***** Dataset records *****
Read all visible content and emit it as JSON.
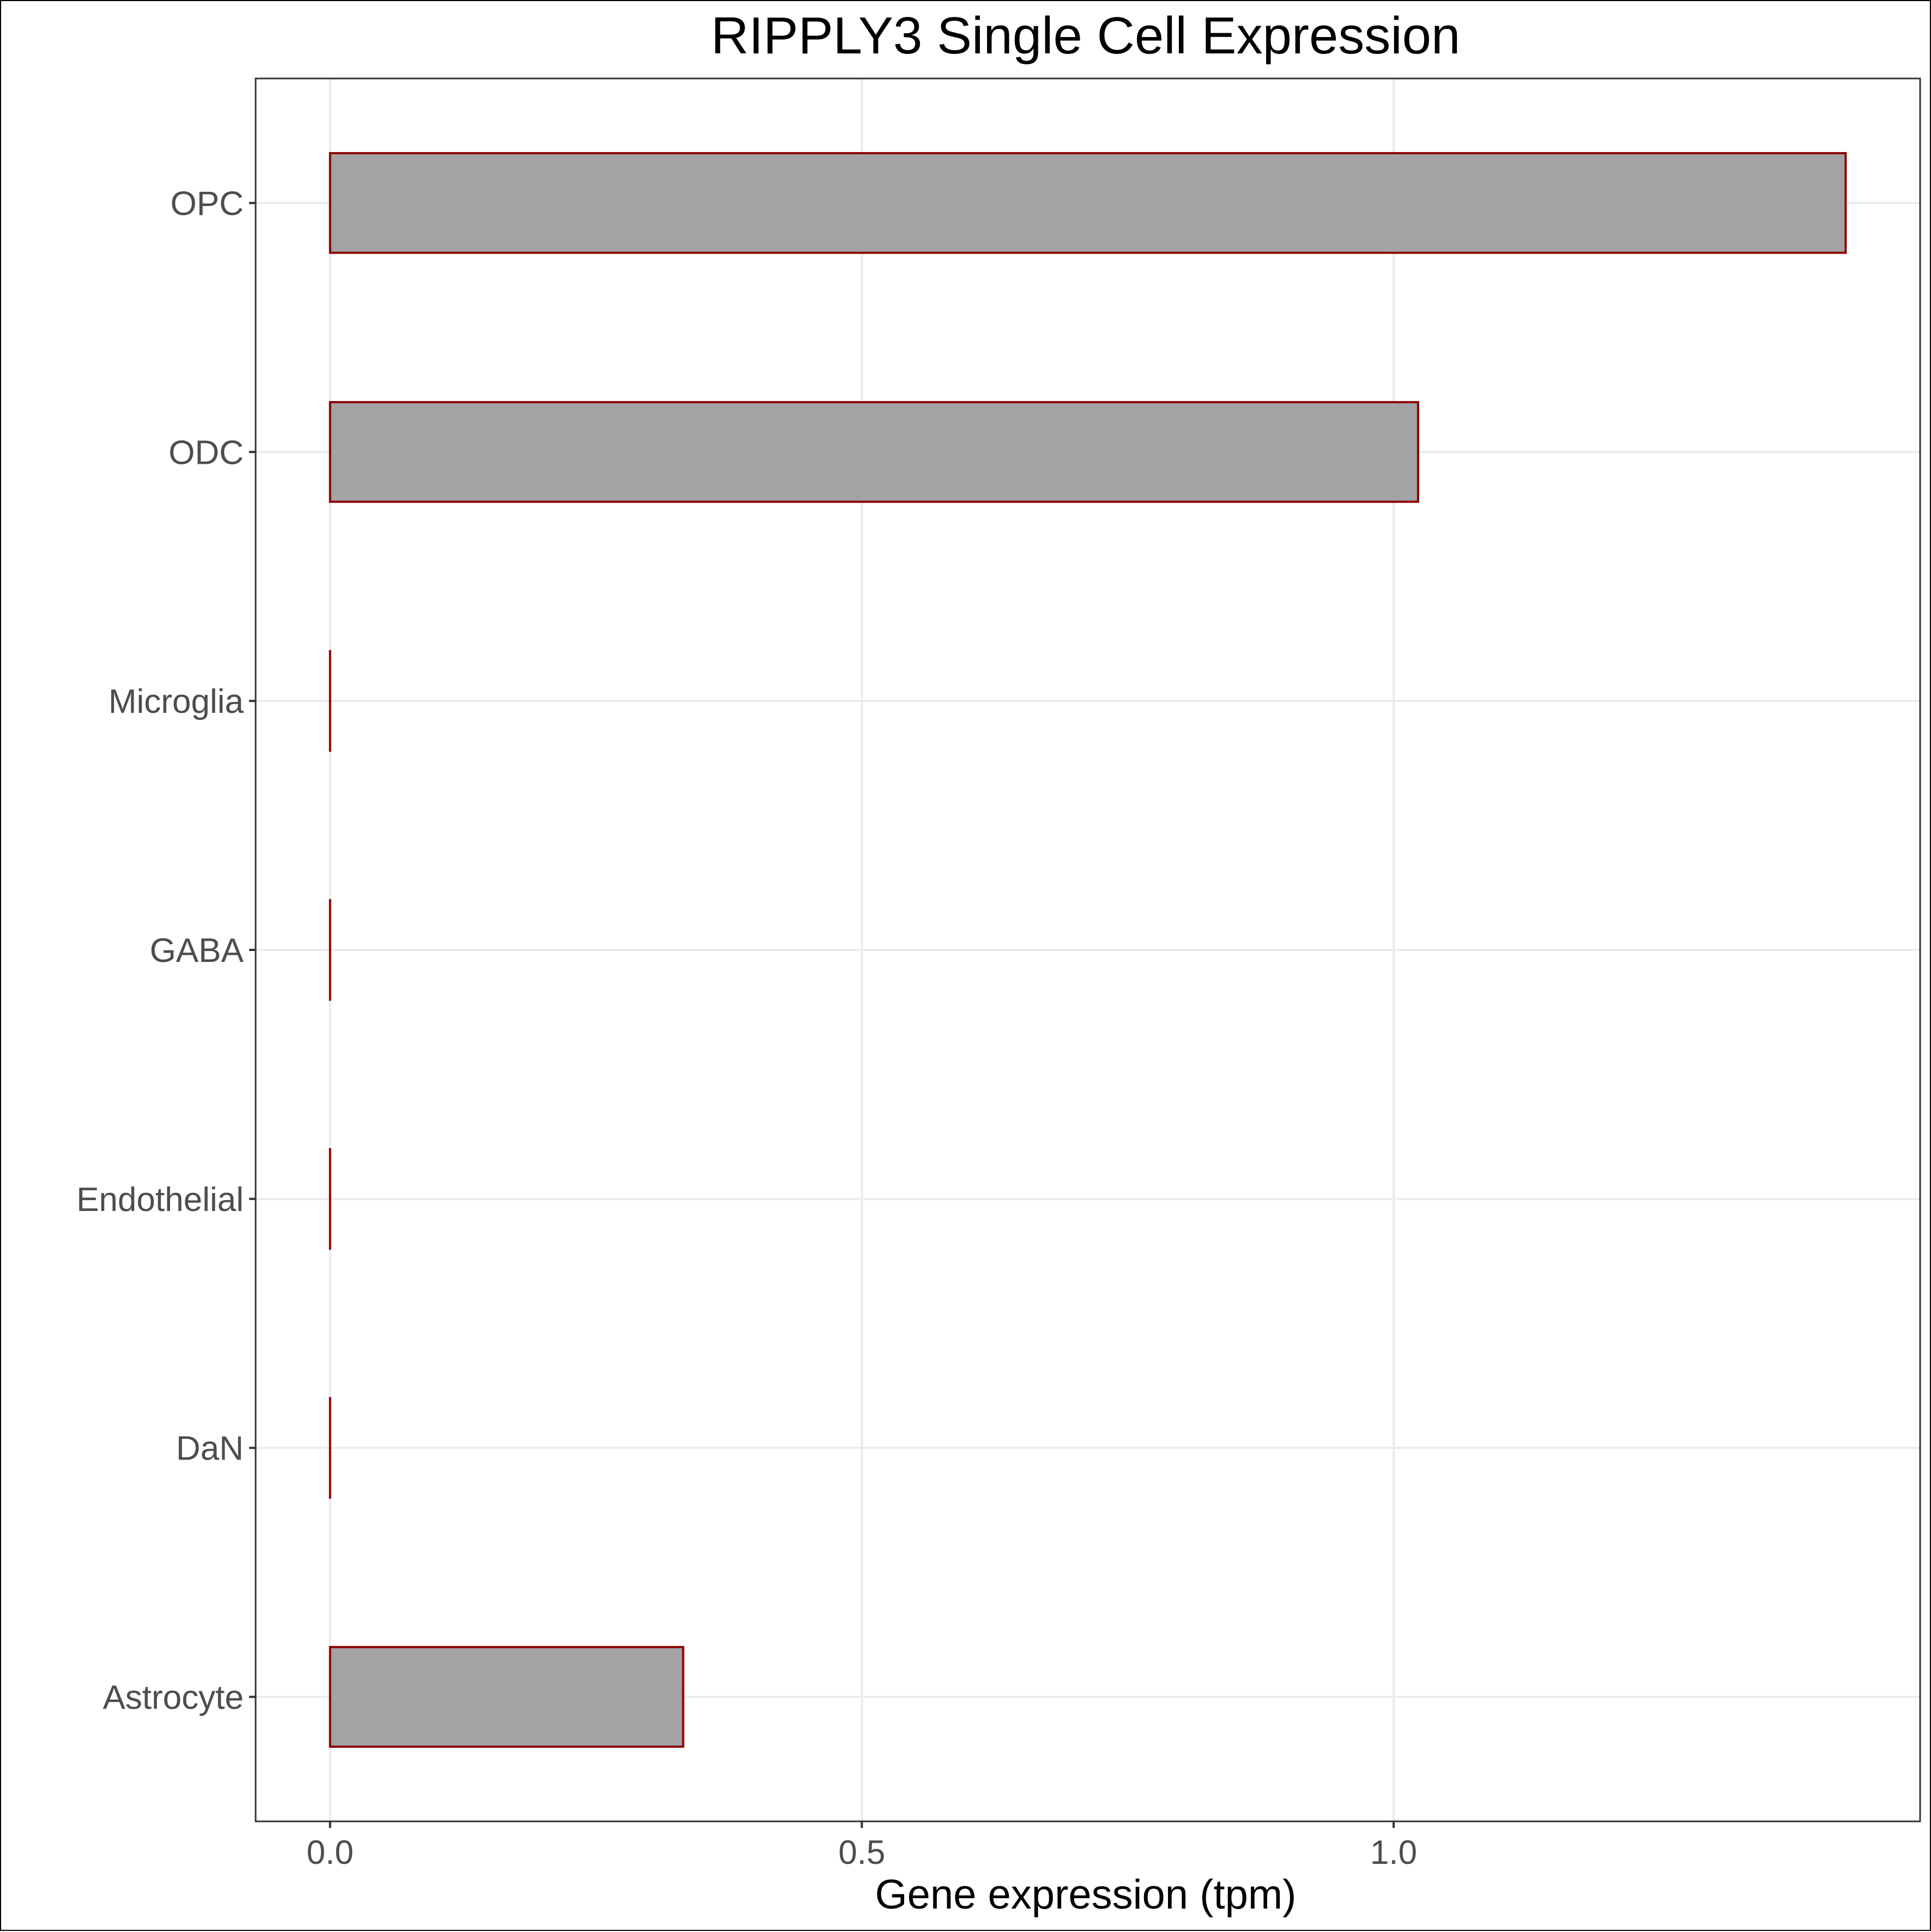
{
  "chart_data": {
    "type": "bar",
    "orientation": "horizontal",
    "title": "RIPPLY3 Single Cell Expression",
    "xlabel": "Gene expression (tpm)",
    "ylabel": "",
    "categories": [
      "OPC",
      "ODC",
      "Microglia",
      "GABA",
      "Endothelial",
      "DaN",
      "Astrocyte"
    ],
    "values": [
      1.425,
      1.023,
      0.0,
      0.0,
      0.0,
      0.0,
      0.332
    ],
    "xlim": [
      -0.07,
      1.495
    ],
    "xticks": [
      0.0,
      0.5,
      1.0
    ],
    "xtick_labels": [
      "0.0",
      "0.5",
      "1.0"
    ],
    "grid": true,
    "legend": "none",
    "colors": {
      "bar_fill": "#a3a3a3",
      "bar_outline": "#8b0000",
      "grid": "#ebebeb",
      "panel_border": "#333333"
    }
  }
}
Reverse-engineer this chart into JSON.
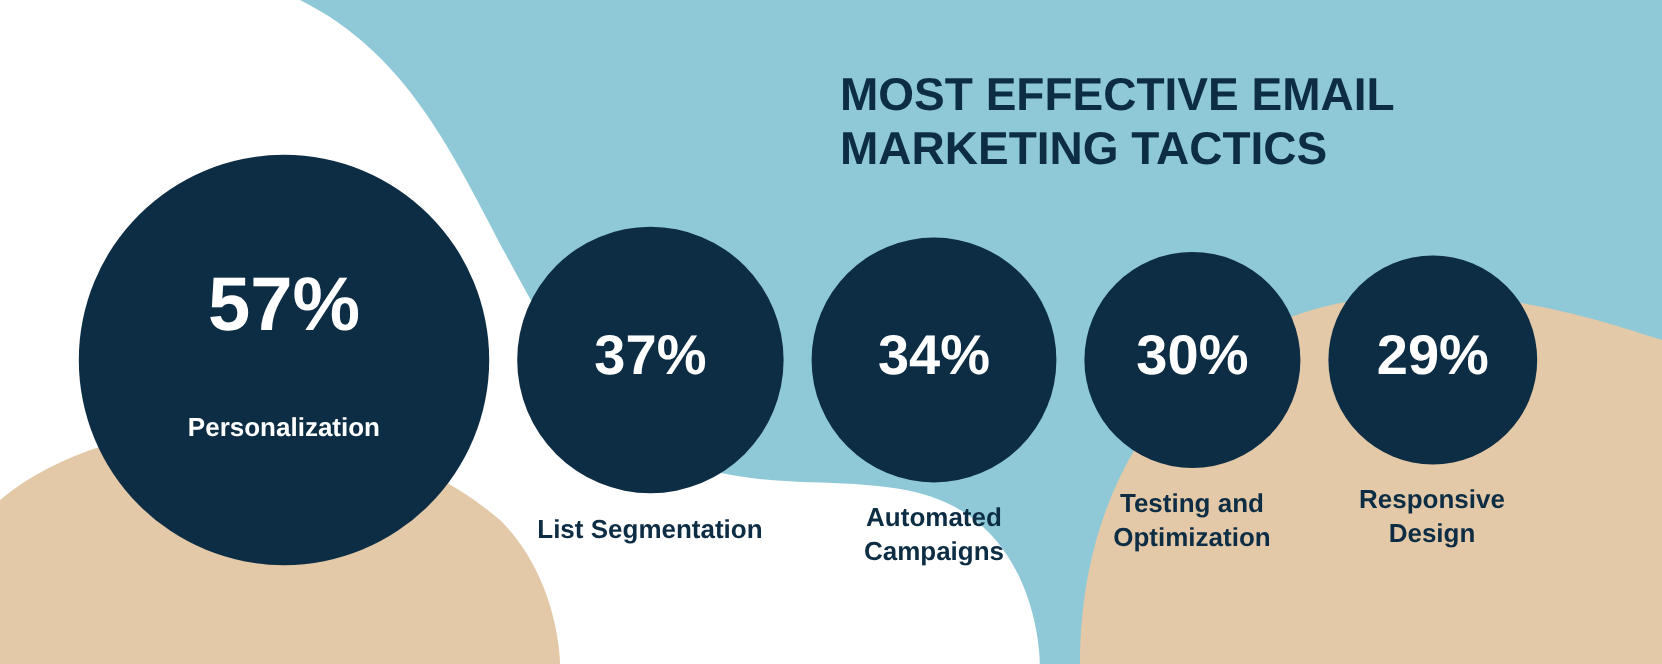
{
  "chart_data": {
    "type": "other",
    "title": "MOST EFFECTIVE EMAIL MARKETING TACTICS",
    "categories": [
      "Personalization",
      "List Segmentation",
      "Automated Campaigns",
      "Testing and Optimization",
      "Responsive Design"
    ],
    "values": [
      57,
      37,
      34,
      30,
      29
    ],
    "value_labels": [
      "57%",
      "37%",
      "34%",
      "30%",
      "29%"
    ],
    "color": "#0d2d45"
  }
}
*****
■ **Stated task**: Quote the material above exactly, from the line holding "Reverse-engineer this chart into JSON." through its last line, including both. Omit the pictures.

■ **Written solution**:
Reverse-engineer this chart into JSON.
{
  "chart_data": {
    "type": "other",
    "title": "MOST EFFECTIVE EMAIL MARKETING TACTICS",
    "categories": [
      "Personalization",
      "List Segmentation",
      "Automated Campaigns",
      "Testing and Optimization",
      "Responsive Design"
    ],
    "values": [
      57,
      37,
      34,
      30,
      29
    ],
    "value_labels": [
      "57%",
      "37%",
      "34%",
      "30%",
      "29%"
    ],
    "color": "#0d2d45"
  }
}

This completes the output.